Short exercise: Using the listing below, report all lines holding the word "不同成像技术的临床应用特点".

Exercise data:
——

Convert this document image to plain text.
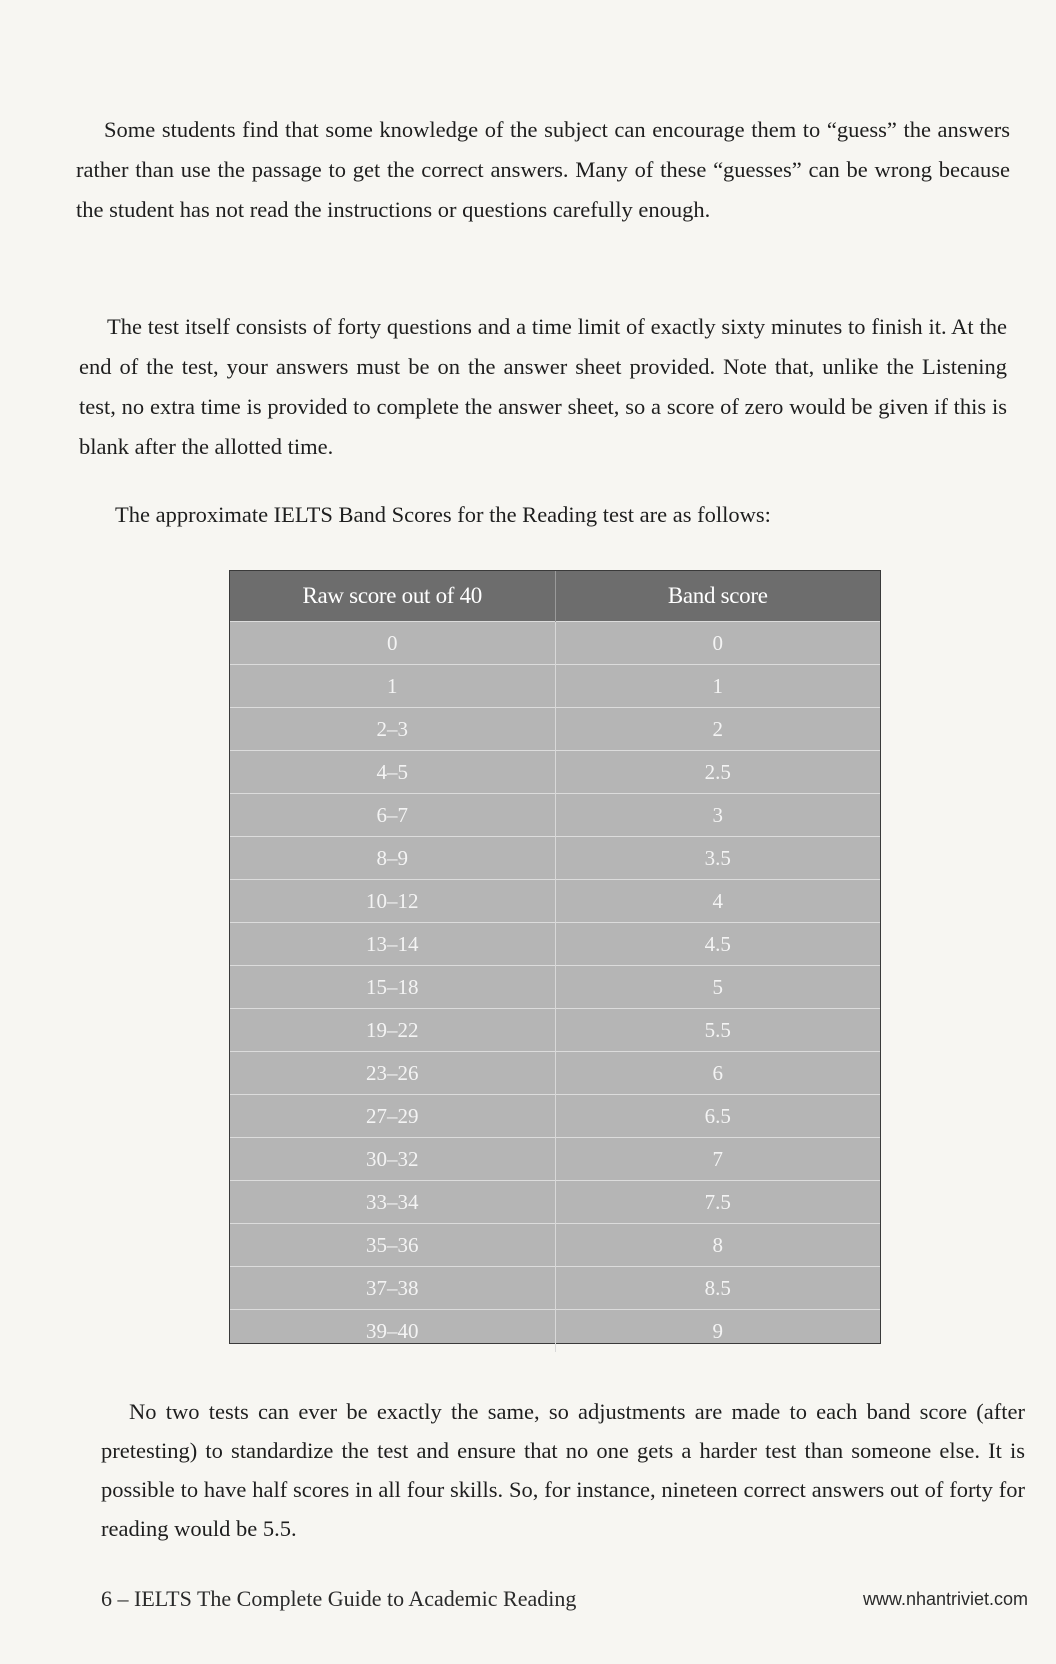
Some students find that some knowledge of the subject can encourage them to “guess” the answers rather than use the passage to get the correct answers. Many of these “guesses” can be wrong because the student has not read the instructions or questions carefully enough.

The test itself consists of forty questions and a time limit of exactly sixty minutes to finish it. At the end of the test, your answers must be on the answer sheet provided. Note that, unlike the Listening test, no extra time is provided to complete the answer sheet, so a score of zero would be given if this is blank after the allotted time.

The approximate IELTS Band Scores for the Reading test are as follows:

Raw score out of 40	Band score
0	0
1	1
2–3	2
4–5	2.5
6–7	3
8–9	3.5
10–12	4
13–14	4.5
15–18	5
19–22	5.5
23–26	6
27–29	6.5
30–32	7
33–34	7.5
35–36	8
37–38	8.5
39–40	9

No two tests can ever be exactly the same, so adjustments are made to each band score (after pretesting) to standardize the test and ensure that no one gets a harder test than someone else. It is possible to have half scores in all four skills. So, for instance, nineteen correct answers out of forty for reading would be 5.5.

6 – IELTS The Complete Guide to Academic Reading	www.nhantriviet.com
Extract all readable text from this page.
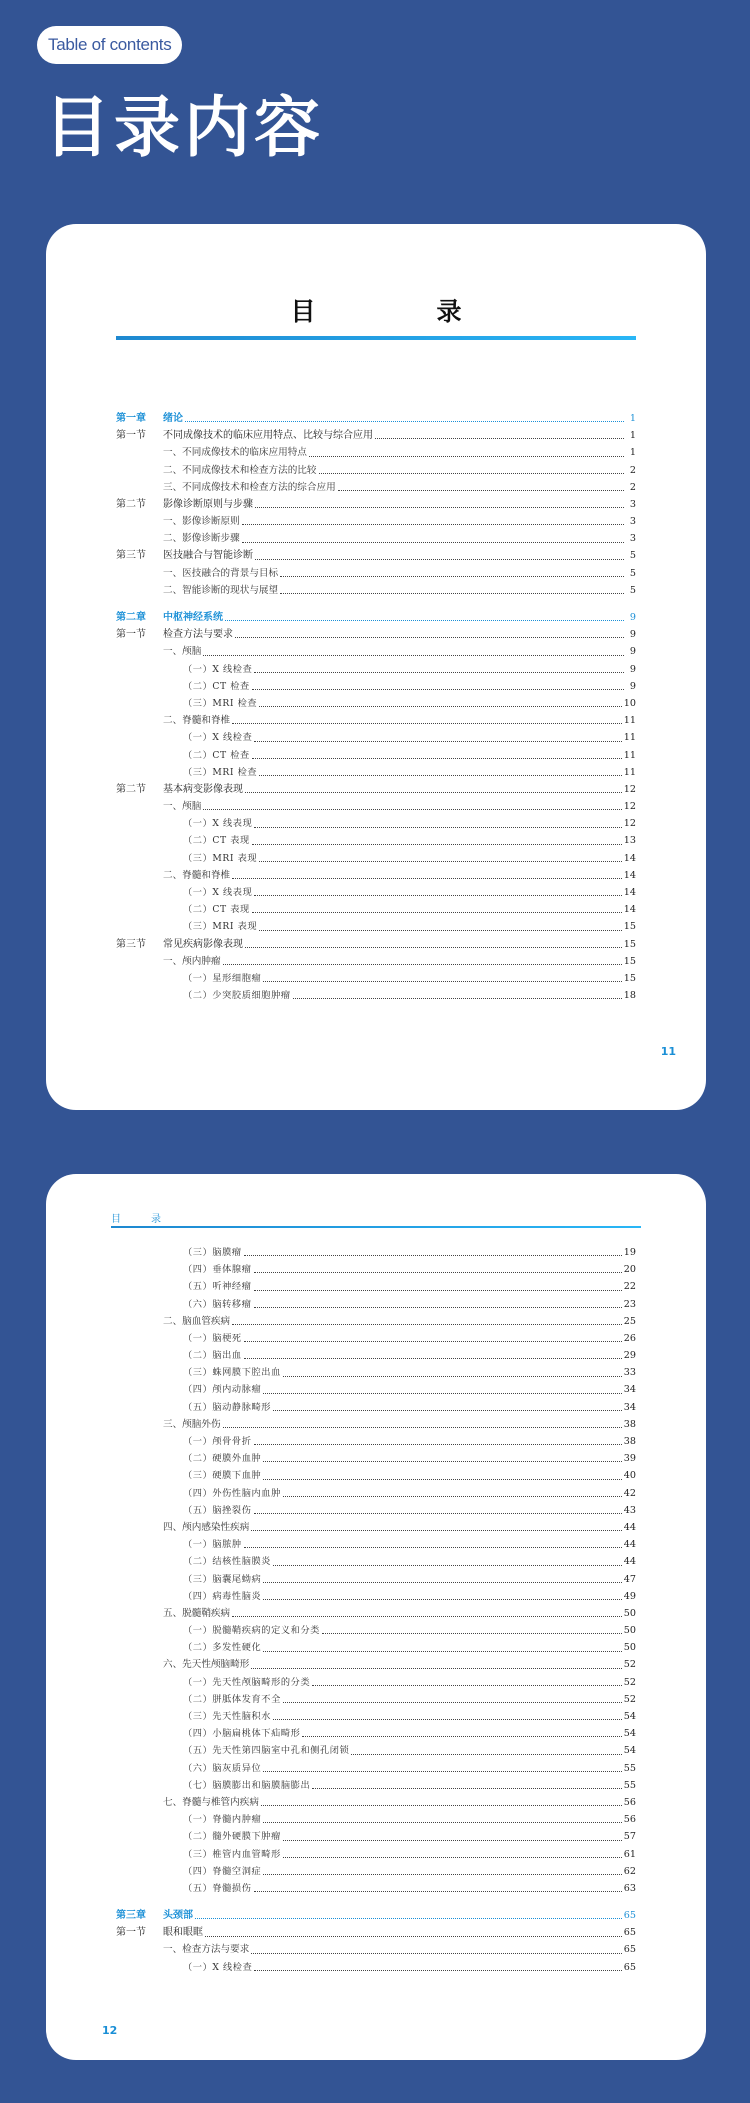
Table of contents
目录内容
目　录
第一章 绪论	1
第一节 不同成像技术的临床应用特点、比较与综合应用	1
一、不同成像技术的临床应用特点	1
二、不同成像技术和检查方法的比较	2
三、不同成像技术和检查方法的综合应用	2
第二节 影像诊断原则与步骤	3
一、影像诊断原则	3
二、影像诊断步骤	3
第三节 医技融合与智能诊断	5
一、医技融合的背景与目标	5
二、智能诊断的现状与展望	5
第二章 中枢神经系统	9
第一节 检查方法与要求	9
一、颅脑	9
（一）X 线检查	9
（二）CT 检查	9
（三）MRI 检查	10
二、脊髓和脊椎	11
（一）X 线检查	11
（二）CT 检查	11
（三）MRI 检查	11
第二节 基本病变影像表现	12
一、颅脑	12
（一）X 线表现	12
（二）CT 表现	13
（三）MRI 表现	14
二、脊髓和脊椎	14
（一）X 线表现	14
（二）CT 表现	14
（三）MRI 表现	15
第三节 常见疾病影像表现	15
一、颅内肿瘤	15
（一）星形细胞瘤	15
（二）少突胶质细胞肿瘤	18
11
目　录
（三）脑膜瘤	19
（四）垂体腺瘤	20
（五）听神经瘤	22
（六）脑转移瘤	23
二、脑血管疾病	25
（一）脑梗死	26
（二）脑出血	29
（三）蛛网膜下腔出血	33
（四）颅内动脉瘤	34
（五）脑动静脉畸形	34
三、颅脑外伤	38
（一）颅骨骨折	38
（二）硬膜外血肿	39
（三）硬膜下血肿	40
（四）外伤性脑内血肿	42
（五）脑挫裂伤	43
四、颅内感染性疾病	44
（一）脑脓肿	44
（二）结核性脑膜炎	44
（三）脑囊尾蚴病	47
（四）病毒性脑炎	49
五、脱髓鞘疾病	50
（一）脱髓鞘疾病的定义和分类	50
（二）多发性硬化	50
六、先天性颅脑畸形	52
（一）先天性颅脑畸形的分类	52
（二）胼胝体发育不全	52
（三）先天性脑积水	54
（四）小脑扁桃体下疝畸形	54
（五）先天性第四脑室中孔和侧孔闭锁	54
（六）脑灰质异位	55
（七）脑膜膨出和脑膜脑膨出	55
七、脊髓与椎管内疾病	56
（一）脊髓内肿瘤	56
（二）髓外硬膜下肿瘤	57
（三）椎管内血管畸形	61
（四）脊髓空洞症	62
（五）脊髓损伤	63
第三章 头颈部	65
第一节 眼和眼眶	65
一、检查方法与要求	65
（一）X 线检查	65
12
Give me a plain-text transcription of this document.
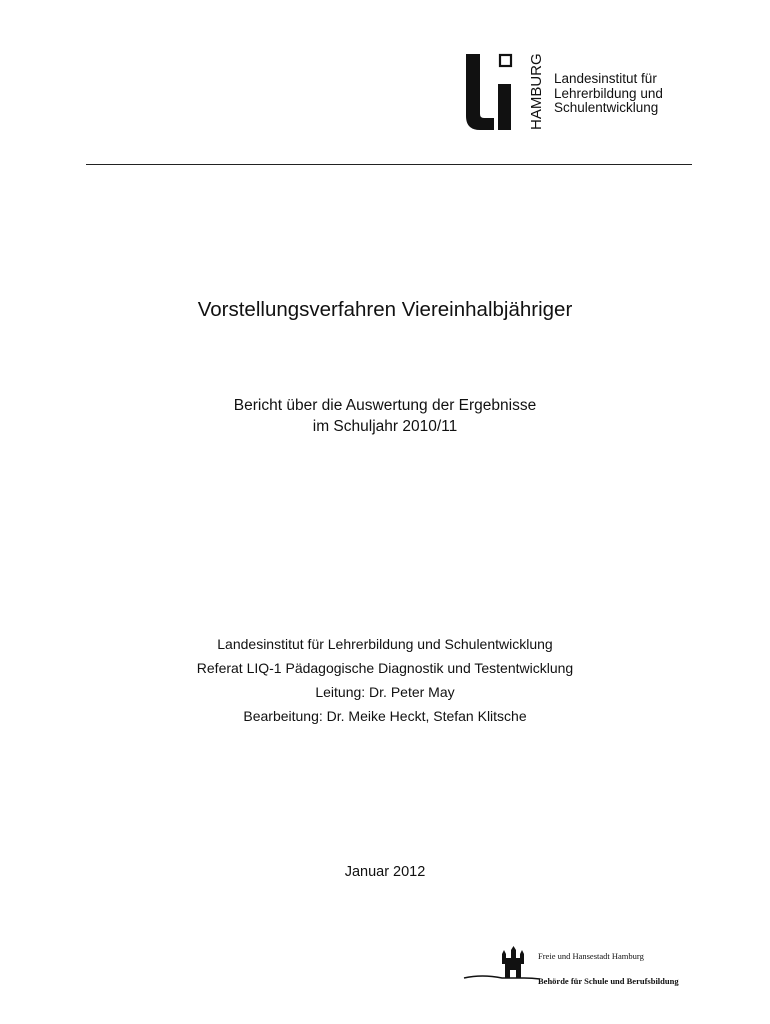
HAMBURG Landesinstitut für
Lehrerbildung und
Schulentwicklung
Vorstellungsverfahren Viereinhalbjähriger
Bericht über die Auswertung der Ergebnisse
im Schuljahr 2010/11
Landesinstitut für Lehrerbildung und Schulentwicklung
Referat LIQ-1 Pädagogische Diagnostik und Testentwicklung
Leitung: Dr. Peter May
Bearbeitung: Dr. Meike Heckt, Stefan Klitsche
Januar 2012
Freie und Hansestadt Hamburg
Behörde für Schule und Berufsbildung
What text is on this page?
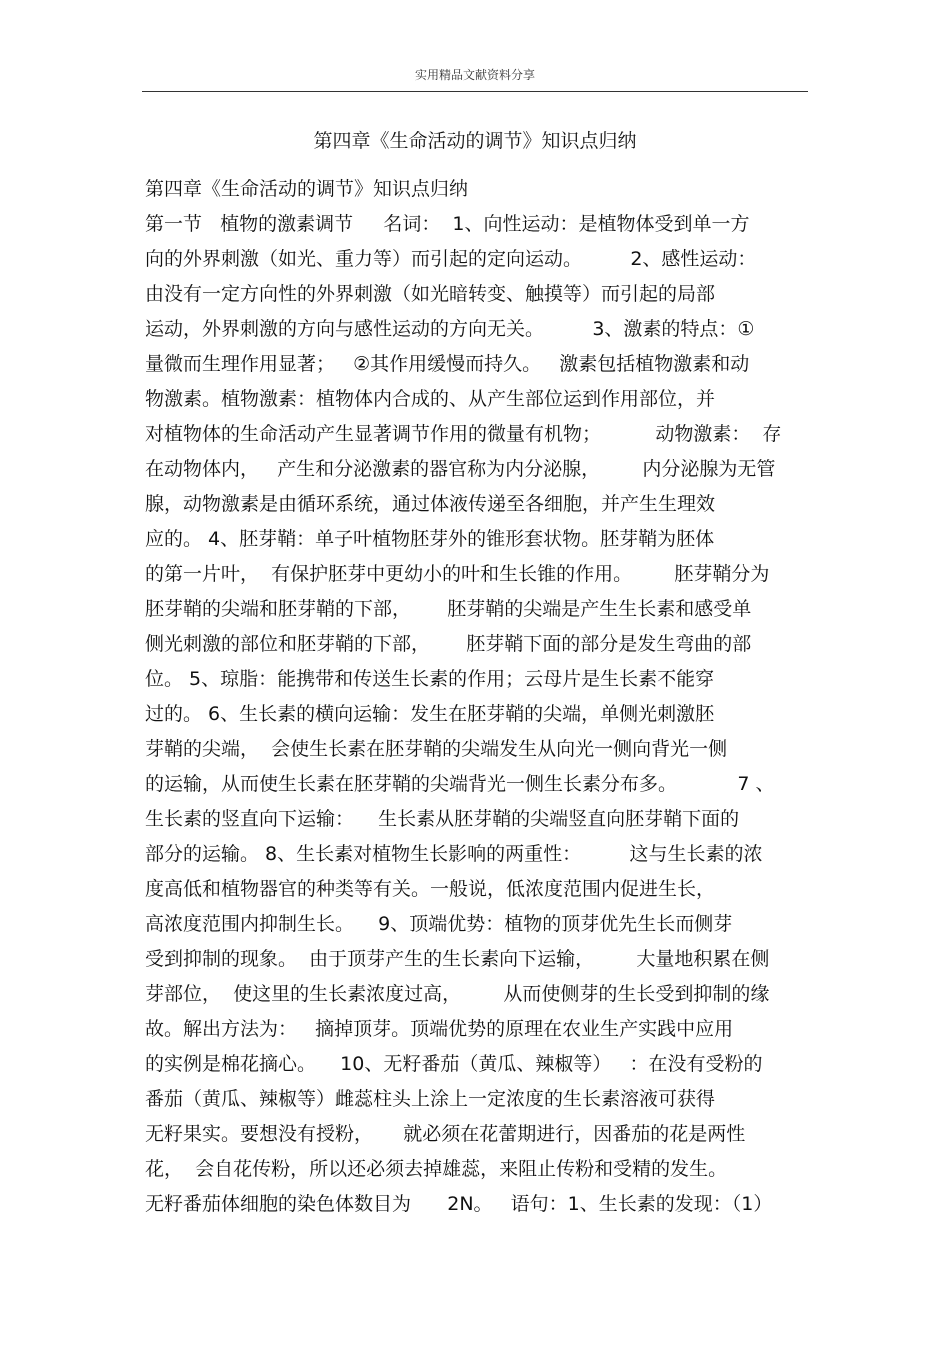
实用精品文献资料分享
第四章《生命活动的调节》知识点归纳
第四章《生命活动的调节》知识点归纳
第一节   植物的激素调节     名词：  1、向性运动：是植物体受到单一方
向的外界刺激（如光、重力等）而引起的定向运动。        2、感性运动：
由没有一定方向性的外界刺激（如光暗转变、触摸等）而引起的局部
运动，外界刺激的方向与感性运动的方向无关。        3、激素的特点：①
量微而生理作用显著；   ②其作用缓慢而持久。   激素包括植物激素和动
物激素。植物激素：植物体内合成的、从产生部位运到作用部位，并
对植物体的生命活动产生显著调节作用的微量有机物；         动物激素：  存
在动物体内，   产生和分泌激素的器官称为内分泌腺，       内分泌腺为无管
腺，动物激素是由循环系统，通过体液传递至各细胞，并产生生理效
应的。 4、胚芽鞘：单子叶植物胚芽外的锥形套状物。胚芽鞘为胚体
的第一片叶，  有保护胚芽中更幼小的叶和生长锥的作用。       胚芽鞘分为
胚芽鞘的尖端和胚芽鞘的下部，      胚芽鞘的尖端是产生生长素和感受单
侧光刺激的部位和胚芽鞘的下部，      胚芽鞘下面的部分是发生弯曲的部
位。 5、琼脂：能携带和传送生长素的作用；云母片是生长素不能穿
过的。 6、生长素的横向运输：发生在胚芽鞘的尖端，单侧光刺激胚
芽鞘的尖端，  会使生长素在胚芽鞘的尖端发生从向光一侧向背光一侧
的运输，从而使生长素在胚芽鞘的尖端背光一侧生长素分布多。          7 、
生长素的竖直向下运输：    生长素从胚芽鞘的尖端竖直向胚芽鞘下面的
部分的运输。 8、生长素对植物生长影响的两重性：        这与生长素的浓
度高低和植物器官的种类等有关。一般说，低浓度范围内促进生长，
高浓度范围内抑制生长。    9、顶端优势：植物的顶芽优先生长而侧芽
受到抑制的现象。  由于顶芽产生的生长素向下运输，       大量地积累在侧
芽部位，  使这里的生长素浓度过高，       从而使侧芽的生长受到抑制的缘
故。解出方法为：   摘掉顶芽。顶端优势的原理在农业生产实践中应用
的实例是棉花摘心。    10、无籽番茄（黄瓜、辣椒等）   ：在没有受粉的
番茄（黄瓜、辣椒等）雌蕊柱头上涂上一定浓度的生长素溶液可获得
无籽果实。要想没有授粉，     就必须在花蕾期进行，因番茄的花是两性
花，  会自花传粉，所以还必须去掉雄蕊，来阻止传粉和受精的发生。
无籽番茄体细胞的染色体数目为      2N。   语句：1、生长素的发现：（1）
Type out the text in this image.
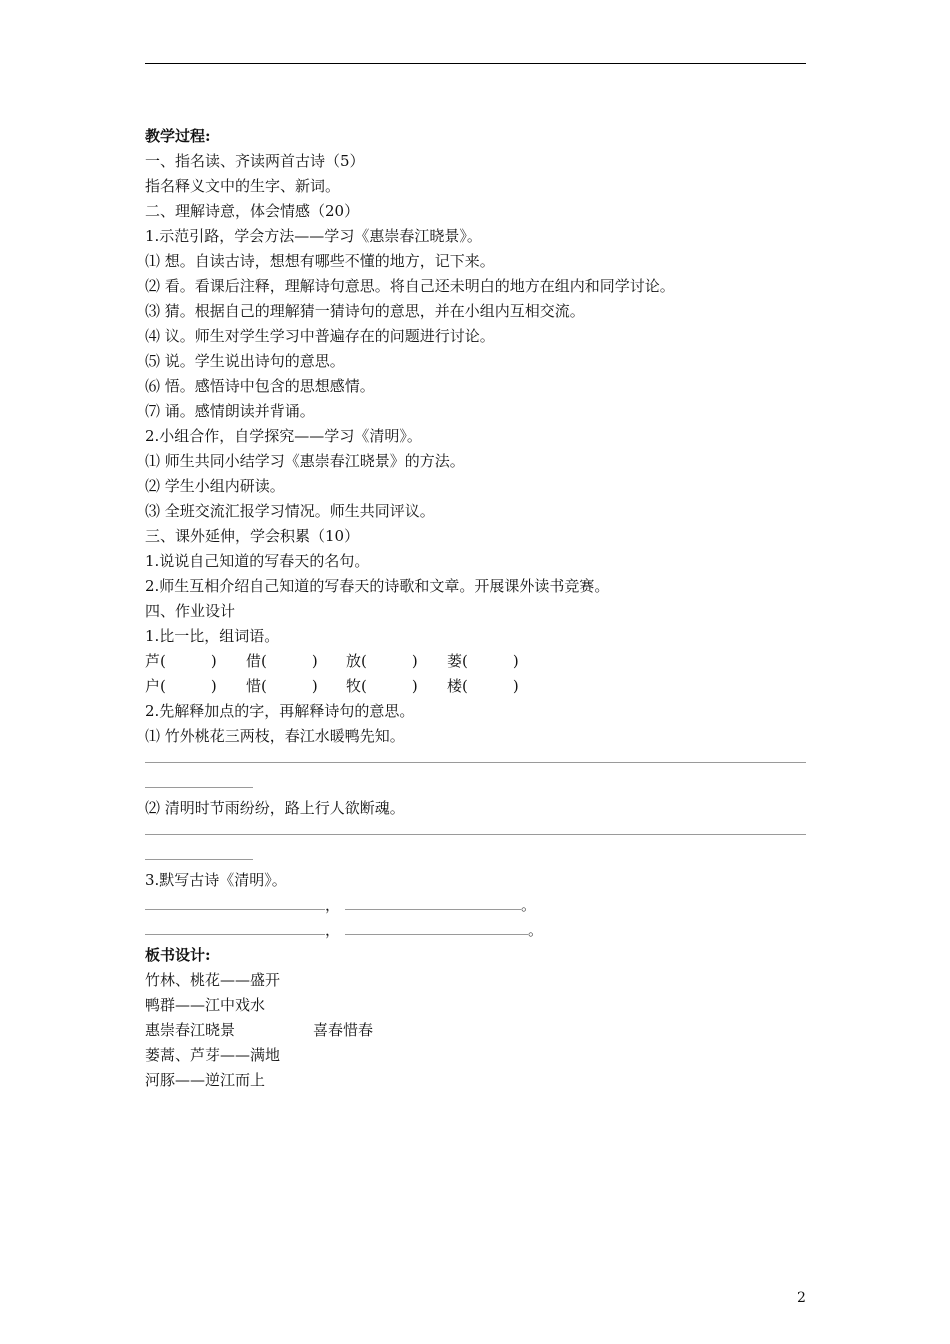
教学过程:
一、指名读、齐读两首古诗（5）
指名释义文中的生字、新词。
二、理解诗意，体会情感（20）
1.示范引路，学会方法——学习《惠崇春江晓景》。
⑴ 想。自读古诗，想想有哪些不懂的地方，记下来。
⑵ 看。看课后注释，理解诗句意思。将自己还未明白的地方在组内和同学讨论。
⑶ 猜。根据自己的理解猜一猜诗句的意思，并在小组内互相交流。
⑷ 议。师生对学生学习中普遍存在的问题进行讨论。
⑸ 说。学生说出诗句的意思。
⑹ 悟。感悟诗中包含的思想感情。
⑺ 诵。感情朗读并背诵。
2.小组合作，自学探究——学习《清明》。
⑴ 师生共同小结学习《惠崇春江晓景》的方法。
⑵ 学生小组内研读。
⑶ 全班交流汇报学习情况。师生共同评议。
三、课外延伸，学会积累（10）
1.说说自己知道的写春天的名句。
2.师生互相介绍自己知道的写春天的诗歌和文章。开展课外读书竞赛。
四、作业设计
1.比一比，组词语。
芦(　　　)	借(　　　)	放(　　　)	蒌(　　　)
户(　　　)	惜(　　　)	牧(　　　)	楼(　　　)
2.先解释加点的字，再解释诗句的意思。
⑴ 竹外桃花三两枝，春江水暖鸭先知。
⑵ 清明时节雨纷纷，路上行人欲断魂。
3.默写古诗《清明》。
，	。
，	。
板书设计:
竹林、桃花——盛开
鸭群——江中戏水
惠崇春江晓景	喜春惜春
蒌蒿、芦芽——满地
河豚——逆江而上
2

——

Finished task:
第一节 不同成像技术的临床应用特点、比较与综合应用	1
一、不同成像技术的临床应用特点	1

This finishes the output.